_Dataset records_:
>> Begin

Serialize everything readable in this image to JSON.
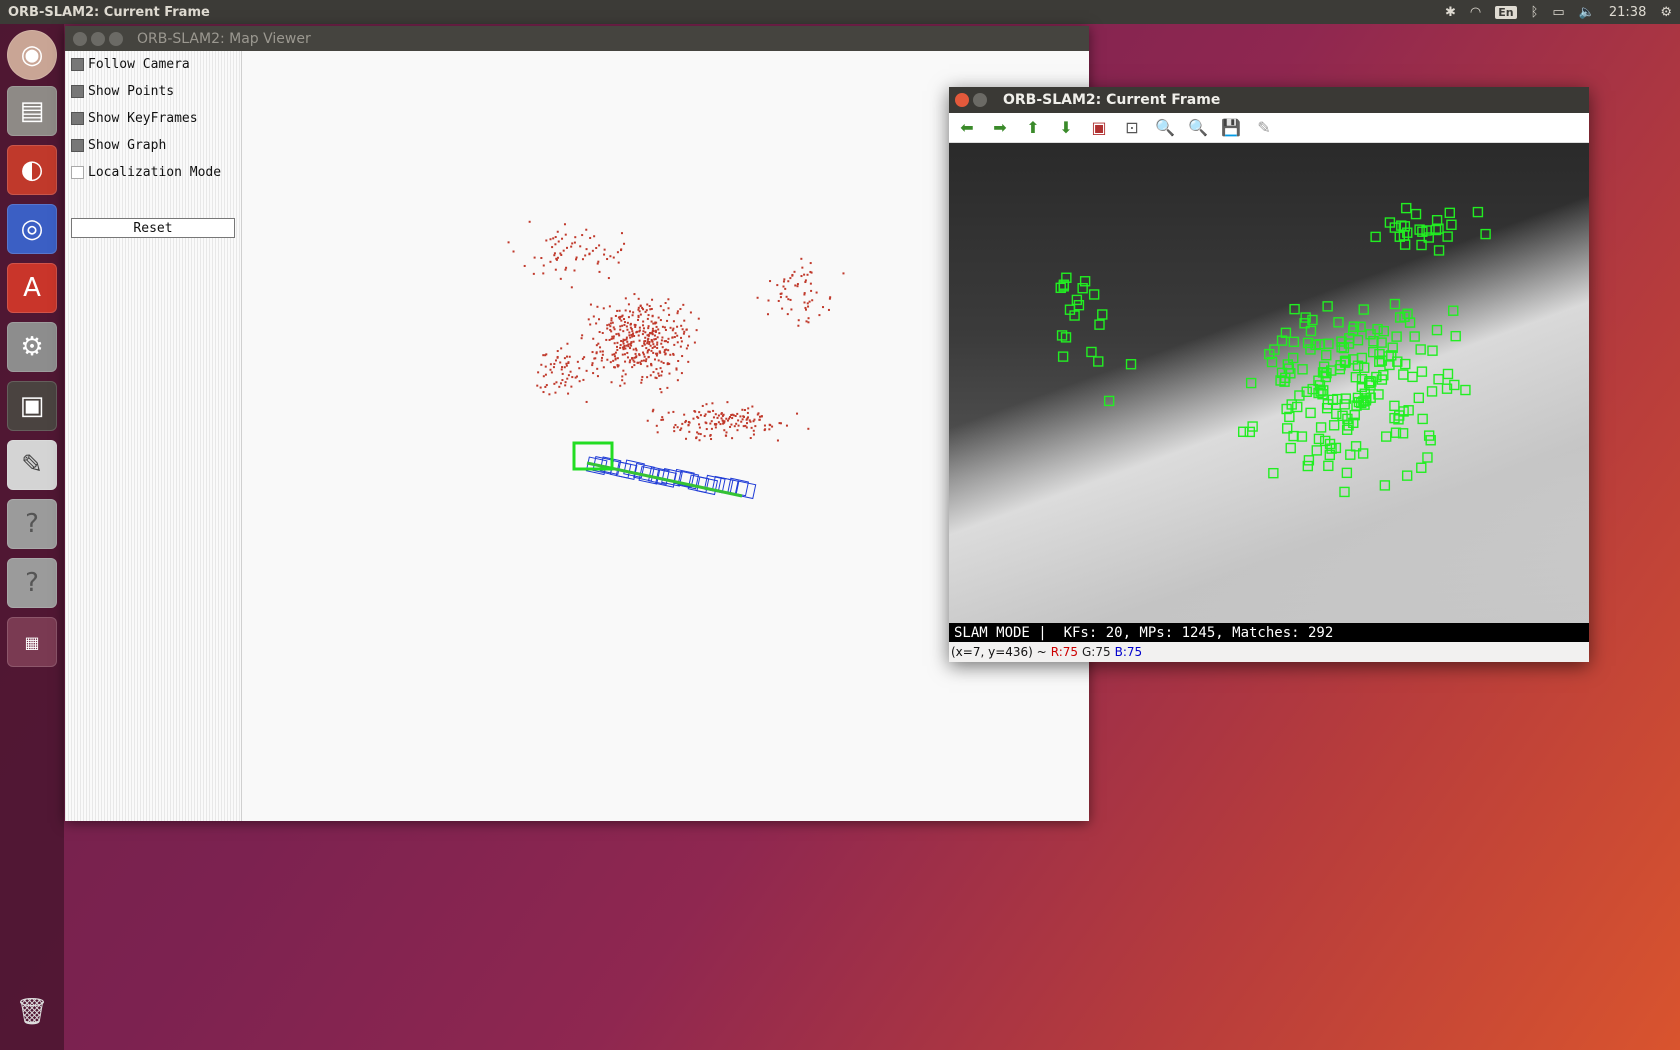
{
  "topbar": {
    "title": "ORB-SLAM2: Current Frame",
    "language": "En",
    "clock": "21:38"
  },
  "launcher": {
    "icons": [
      "ubuntu-dash-icon",
      "files-icon",
      "firefox-icon",
      "chromium-icon",
      "software-center-icon",
      "system-settings-icon",
      "screenshot-icon",
      "text-editor-icon",
      "unknown-app-icon",
      "unknown-app-icon",
      "workspace-switcher-icon",
      "trash-icon"
    ]
  },
  "map_viewer": {
    "title": "ORB-SLAM2: Map Viewer",
    "options": [
      {
        "label": "Follow Camera",
        "checked": true
      },
      {
        "label": "Show Points",
        "checked": true
      },
      {
        "label": "Show KeyFrames",
        "checked": true
      },
      {
        "label": "Show Graph",
        "checked": true
      },
      {
        "label": "Localization Mode",
        "checked": false
      }
    ],
    "reset_label": "Reset",
    "colors": {
      "map_points": "#c0392b",
      "keyframes": "#1f3bd6",
      "current_camera": "#22dd22"
    }
  },
  "current_frame": {
    "title": "ORB-SLAM2: Current Frame",
    "toolbar_icons": [
      "arrow-left-icon",
      "arrow-right-icon",
      "arrow-up-icon",
      "arrow-down-icon",
      "image-icon",
      "zoom-fit-icon",
      "zoom-in-icon",
      "zoom-out-icon",
      "save-icon",
      "properties-icon"
    ],
    "status_text": "SLAM MODE |  KFs: 20, MPs: 1245, Matches: 292",
    "pixel_info": {
      "coords": "(x=7, y=436) ~",
      "r": "R:75",
      "g": "G:75",
      "b": "B:75"
    },
    "colors": {
      "feature_box": "#22ee22"
    }
  }
}
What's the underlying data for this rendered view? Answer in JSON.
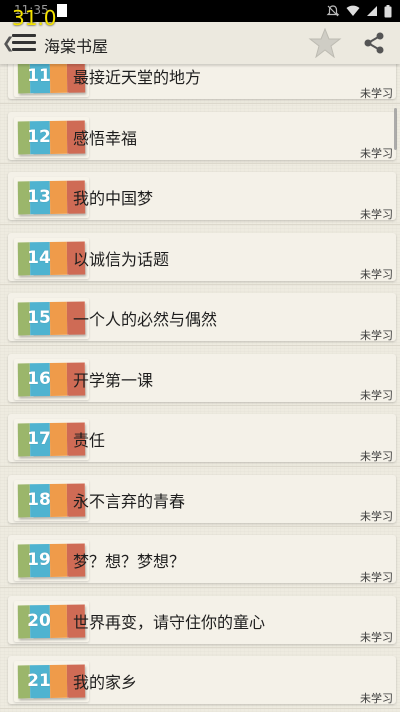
{
  "status_bar": {
    "time": "11:35",
    "icons": [
      "mute-icon",
      "wifi-icon",
      "signal-icon",
      "battery-icon"
    ]
  },
  "overlay": {
    "fps": "31.0"
  },
  "toolbar": {
    "title": "海棠书屋",
    "icons": [
      "menu-icon",
      "star-icon",
      "share-icon"
    ]
  },
  "items": [
    {
      "num": "11",
      "title": "最接近天堂的地方",
      "status": "未学习"
    },
    {
      "num": "12",
      "title": "感悟幸福",
      "status": "未学习"
    },
    {
      "num": "13",
      "title": "我的中国梦",
      "status": "未学习"
    },
    {
      "num": "14",
      "title": "以诚信为话题",
      "status": "未学习"
    },
    {
      "num": "15",
      "title": "一个人的必然与偶然",
      "status": "未学习"
    },
    {
      "num": "16",
      "title": "开学第一课",
      "status": "未学习"
    },
    {
      "num": "17",
      "title": "责任",
      "status": "未学习"
    },
    {
      "num": "18",
      "title": "永不言弃的青春",
      "status": "未学习"
    },
    {
      "num": "19",
      "title": "梦？想？梦想？",
      "status": "未学习"
    },
    {
      "num": "20",
      "title": "世界再变，请守住你的童心",
      "status": "未学习"
    },
    {
      "num": "21",
      "title": "我的家乡",
      "status": "未学习"
    }
  ],
  "colors": {
    "badge_green": "#9bb66b",
    "badge_blue": "#4fb3d0",
    "badge_orange": "#ef9b4a",
    "badge_red": "#cf6b55",
    "background": "#eeebe0"
  }
}
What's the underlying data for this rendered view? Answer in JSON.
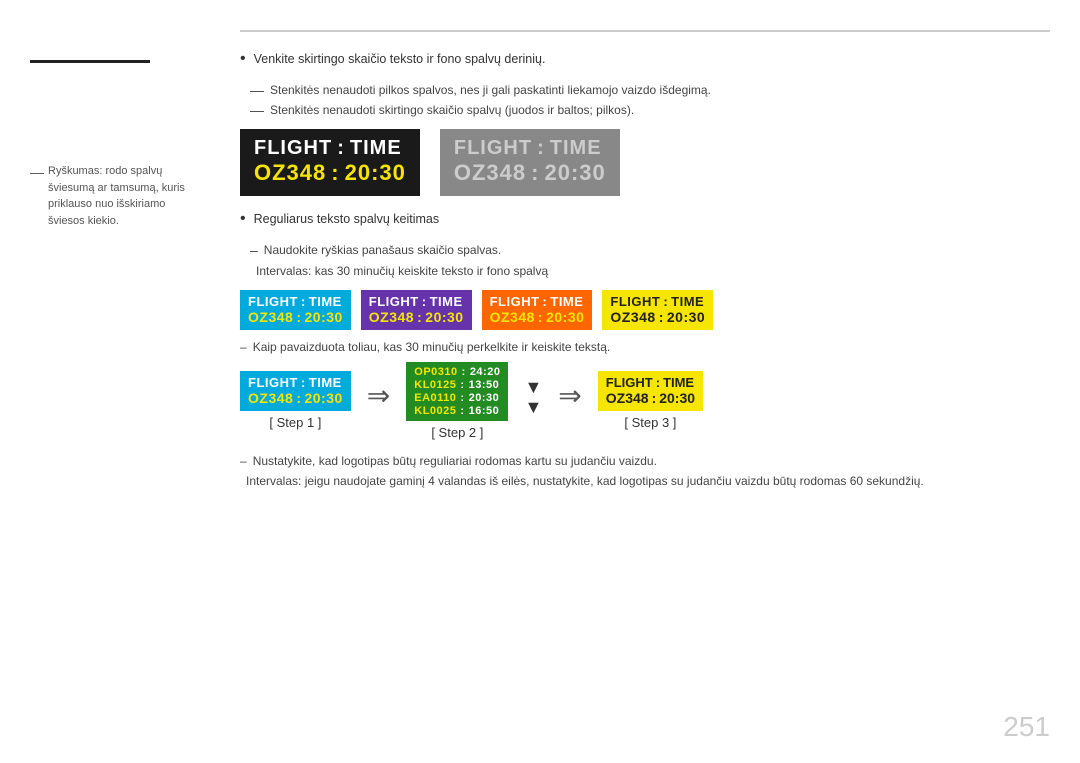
{
  "page": {
    "number": "251"
  },
  "sidebar": {
    "note_label": "Ryškumas: rodo spalvų šviesumą ar tamsumą, kuris priklauso nuo išskiriamo šviesos kiekio."
  },
  "main": {
    "top_bullet_1": "Venkite skirtingo skaičio teksto ir fono spalvų derinių.",
    "dash_1": "Stenkitės nenaudoti pilkos spalvos, nes ji gali paskatinti liekamojo vaizdo išdegimą.",
    "dash_2": "Stenkitės nenaudoti skirtingo skaičio spalvų (juodos ir baltos; pilkos).",
    "board1_line1_a": "FLIGHT",
    "board1_line1_sep": ":",
    "board1_line1_b": "TIME",
    "board1_line2_a": "OZ348",
    "board1_line2_sep": ":",
    "board1_line2_b": "20:30",
    "board2_line1_a": "FLIGHT",
    "board2_line1_sep": ":",
    "board2_line1_b": "TIME",
    "board2_line2_a": "OZ348",
    "board2_line2_sep": ":",
    "board2_line2_b": "20:30",
    "bullet_regular": "Reguliarus teksto spalvų keitimas",
    "dash_regular_1": "Naudokite ryškias panašaus skaičio spalvas.",
    "dash_regular_2": "Intervalas: kas 30 minučių keiskite teksto ir fono spalvą",
    "small_boards": [
      {
        "top_a": "FLIGHT",
        "top_sep": ":",
        "top_b": "TIME",
        "bot_a": "OZ348",
        "bot_sep": ":",
        "bot_b": "20:30",
        "style": "cyan"
      },
      {
        "top_a": "FLIGHT",
        "top_sep": ":",
        "top_b": "TIME",
        "bot_a": "OZ348",
        "bot_sep": ":",
        "bot_b": "20:30",
        "style": "purple"
      },
      {
        "top_a": "FLIGHT",
        "top_sep": ":",
        "top_b": "TIME",
        "bot_a": "OZ348",
        "bot_sep": ":",
        "bot_b": "20:30",
        "style": "orange"
      },
      {
        "top_a": "FLIGHT",
        "top_sep": ":",
        "top_b": "TIME",
        "bot_a": "OZ348",
        "bot_sep": ":",
        "bot_b": "20:30",
        "style": "yellow"
      }
    ],
    "dash_scroll": "Kaip pavaizduota toliau, kas 30 minučių perkelkite ir keiskite tekstą.",
    "step1_label": "[ Step 1 ]",
    "step2_label": "[ Step 2 ]",
    "step3_label": "[ Step 3 ]",
    "step1_board_top_a": "FLIGHT",
    "step1_board_top_sep": ":",
    "step1_board_top_b": "TIME",
    "step1_board_bot_a": "OZ348",
    "step1_board_bot_sep": ":",
    "step1_board_bot_b": "20:30",
    "step2_flights": [
      {
        "flight": "OP0310",
        "sep": ":",
        "time": "24:20"
      },
      {
        "flight": "KL0125",
        "sep": ":",
        "time": "13:50"
      },
      {
        "flight": "EA0110",
        "sep": ":",
        "time": "20:30"
      },
      {
        "flight": "KL0025",
        "sep": ":",
        "time": "16:50"
      }
    ],
    "step3_board_top_a": "FLIGHT",
    "step3_board_top_sep": ":",
    "step3_board_top_b": "TIME",
    "step3_board_bot_a": "OZ348",
    "step3_board_bot_sep": ":",
    "step3_board_bot_b": "20:30",
    "note_dash_1": "Nustatykite, kad logotipas būtų reguliariai rodomas kartu su judančiu vaizdu.",
    "note_dash_2": "Intervalas: jeigu naudojate gaminį 4 valandas iš eilės, nustatykite, kad logotipas su judančiu vaizdu būtų rodomas 60 sekundžių."
  }
}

>> End

_Task directions_:
Omit the images and transcribe all of the records above word for word.

_Output for this exercise_:
Serialize everything readable in this image to JSON.
{
  "topbar": {
    "title": "ORB-SLAM2: Current Frame",
    "language": "En",
    "clock": "21:38"
  },
  "launcher": {
    "icons": [
      "ubuntu-dash-icon",
      "files-icon",
      "firefox-icon",
      "chromium-icon",
      "software-center-icon",
      "system-settings-icon",
      "screenshot-icon",
      "text-editor-icon",
      "unknown-app-icon",
      "unknown-app-icon",
      "workspace-switcher-icon",
      "trash-icon"
    ]
  },
  "map_viewer": {
    "title": "ORB-SLAM2: Map Viewer",
    "options": [
      {
        "label": "Follow Camera",
        "checked": true
      },
      {
        "label": "Show Points",
        "checked": true
      },
      {
        "label": "Show KeyFrames",
        "checked": true
      },
      {
        "label": "Show Graph",
        "checked": true
      },
      {
        "label": "Localization Mode",
        "checked": false
      }
    ],
    "reset_label": "Reset",
    "colors": {
      "map_points": "#c0392b",
      "keyframes": "#1f3bd6",
      "current_camera": "#22dd22"
    }
  },
  "current_frame": {
    "title": "ORB-SLAM2: Current Frame",
    "toolbar_icons": [
      "arrow-left-icon",
      "arrow-right-icon",
      "arrow-up-icon",
      "arrow-down-icon",
      "image-icon",
      "zoom-fit-icon",
      "zoom-in-icon",
      "zoom-out-icon",
      "save-icon",
      "properties-icon"
    ],
    "status_text": "SLAM MODE |  KFs: 20, MPs: 1245, Matches: 292",
    "pixel_info": {
      "coords": "(x=7, y=436) ~",
      "r": "R:75",
      "g": "G:75",
      "b": "B:75"
    },
    "colors": {
      "feature_box": "#22ee22"
    }
  }
}
What's the underlying data for this rendered view? Answer in JSON.
{
  "status_bar": {
    "time": "11:35",
    "icons": [
      "mute-icon",
      "wifi-icon",
      "signal-icon",
      "battery-icon"
    ]
  },
  "overlay": {
    "fps": "31.0"
  },
  "toolbar": {
    "title": "海棠书屋",
    "icons": [
      "menu-icon",
      "star-icon",
      "share-icon"
    ]
  },
  "items": [
    {
      "num": "11",
      "title": "最接近天堂的地方",
      "status": "未学习"
    },
    {
      "num": "12",
      "title": "感悟幸福",
      "status": "未学习"
    },
    {
      "num": "13",
      "title": "我的中国梦",
      "status": "未学习"
    },
    {
      "num": "14",
      "title": "以诚信为话题",
      "status": "未学习"
    },
    {
      "num": "15",
      "title": "一个人的必然与偶然",
      "status": "未学习"
    },
    {
      "num": "16",
      "title": "开学第一课",
      "status": "未学习"
    },
    {
      "num": "17",
      "title": "责任",
      "status": "未学习"
    },
    {
      "num": "18",
      "title": "永不言弃的青春",
      "status": "未学习"
    },
    {
      "num": "19",
      "title": "梦？想？梦想？",
      "status": "未学习"
    },
    {
      "num": "20",
      "title": "世界再变，请守住你的童心",
      "status": "未学习"
    },
    {
      "num": "21",
      "title": "我的家乡",
      "status": "未学习"
    }
  ],
  "colors": {
    "badge_green": "#9bb66b",
    "badge_blue": "#4fb3d0",
    "badge_orange": "#ef9b4a",
    "badge_red": "#cf6b55",
    "background": "#eeebe0"
  }
}
What's the underlying data for this rendered view? Answer in JSON.
{
  "page": {
    "number": "251"
  },
  "sidebar": {
    "note_label": "Ryškumas: rodo spalvų šviesumą ar tamsumą, kuris priklauso nuo išskiriamo šviesos kiekio."
  },
  "main": {
    "top_bullet_1": "Venkite skirtingo skaičio teksto ir fono spalvų derinių.",
    "dash_1": "Stenkitės nenaudoti pilkos spalvos, nes ji gali paskatinti liekamojo vaizdo išdegimą.",
    "dash_2": "Stenkitės nenaudoti skirtingo skaičio spalvų (juodos ir baltos; pilkos).",
    "board1_line1_a": "FLIGHT",
    "board1_line1_sep": ":",
    "board1_line1_b": "TIME",
    "board1_line2_a": "OZ348",
    "board1_line2_sep": ":",
    "board1_line2_b": "20:30",
    "board2_line1_a": "FLIGHT",
    "board2_line1_sep": ":",
    "board2_line1_b": "TIME",
    "board2_line2_a": "OZ348",
    "board2_line2_sep": ":",
    "board2_line2_b": "20:30",
    "bullet_regular": "Reguliarus teksto spalvų keitimas",
    "dash_regular_1": "Naudokite ryškias panašaus skaičio spalvas.",
    "dash_regular_2": "Intervalas: kas 30 minučių keiskite teksto ir fono spalvą",
    "small_boards": [
      {
        "top_a": "FLIGHT",
        "top_sep": ":",
        "top_b": "TIME",
        "bot_a": "OZ348",
        "bot_sep": ":",
        "bot_b": "20:30",
        "style": "cyan"
      },
      {
        "top_a": "FLIGHT",
        "top_sep": ":",
        "top_b": "TIME",
        "bot_a": "OZ348",
        "bot_sep": ":",
        "bot_b": "20:30",
        "style": "purple"
      },
      {
        "top_a": "FLIGHT",
        "top_sep": ":",
        "top_b": "TIME",
        "bot_a": "OZ348",
        "bot_sep": ":",
        "bot_b": "20:30",
        "style": "orange"
      },
      {
        "top_a": "FLIGHT",
        "top_sep": ":",
        "top_b": "TIME",
        "bot_a": "OZ348",
        "bot_sep": ":",
        "bot_b": "20:30",
        "style": "yellow"
      }
    ],
    "dash_scroll": "Kaip pavaizduota toliau, kas 30 minučių perkelkite ir keiskite tekstą.",
    "step1_label": "[ Step 1 ]",
    "step2_label": "[ Step 2 ]",
    "step3_label": "[ Step 3 ]",
    "step1_board_top_a": "FLIGHT",
    "step1_board_top_sep": ":",
    "step1_board_top_b": "TIME",
    "step1_board_bot_a": "OZ348",
    "step1_board_bot_sep": ":",
    "step1_board_bot_b": "20:30",
    "step2_flights": [
      {
        "flight": "OP0310",
        "sep": ":",
        "time": "24:20"
      },
      {
        "flight": "KL0125",
        "sep": ":",
        "time": "13:50"
      },
      {
        "flight": "EA0110",
        "sep": ":",
        "time": "20:30"
      },
      {
        "flight": "KL0025",
        "sep": ":",
        "time": "16:50"
      }
    ],
    "step3_board_top_a": "FLIGHT",
    "step3_board_top_sep": ":",
    "step3_board_top_b": "TIME",
    "step3_board_bot_a": "OZ348",
    "step3_board_bot_sep": ":",
    "step3_board_bot_b": "20:30",
    "note_dash_1": "Nustatykite, kad logotipas būtų reguliariai rodomas kartu su judančiu vaizdu.",
    "note_dash_2": "Intervalas: jeigu naudojate gaminį 4 valandas iš eilės, nustatykite, kad logotipas su judančiu vaizdu būtų rodomas 60 sekundžių."
  }
}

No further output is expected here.